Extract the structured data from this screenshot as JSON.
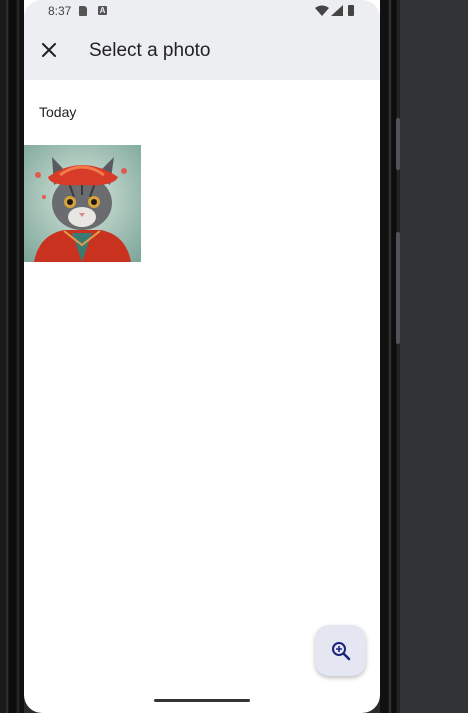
{
  "status_bar": {
    "time": "8:37",
    "icons": [
      "sd-card-icon",
      "a-app-icon",
      "wifi-icon",
      "signal-icon",
      "battery-icon"
    ]
  },
  "app_bar": {
    "close_icon": "close-icon",
    "title": "Select a photo"
  },
  "gallery": {
    "section_header": "Today",
    "photos": [
      {
        "description_icon": "cat-photo"
      }
    ]
  },
  "fab": {
    "icon": "zoom-in-icon"
  },
  "colors": {
    "app_bar_bg": "#eceef2",
    "screen_bg": "#ffffff",
    "fab_bg": "#e4e6f2",
    "accent": "#1a237e"
  }
}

▶ **Aim of the task**
With the pictures left out, transcribe the material exactly.

▶ **Answer in full**
Extract the structured data from this screenshot as JSON.
{
  "status_bar": {
    "time": "8:37",
    "icons": [
      "sd-card-icon",
      "a-app-icon",
      "wifi-icon",
      "signal-icon",
      "battery-icon"
    ]
  },
  "app_bar": {
    "close_icon": "close-icon",
    "title": "Select a photo"
  },
  "gallery": {
    "section_header": "Today",
    "photos": [
      {
        "description_icon": "cat-photo"
      }
    ]
  },
  "fab": {
    "icon": "zoom-in-icon"
  },
  "colors": {
    "app_bar_bg": "#eceef2",
    "screen_bg": "#ffffff",
    "fab_bg": "#e4e6f2",
    "accent": "#1a237e"
  }
}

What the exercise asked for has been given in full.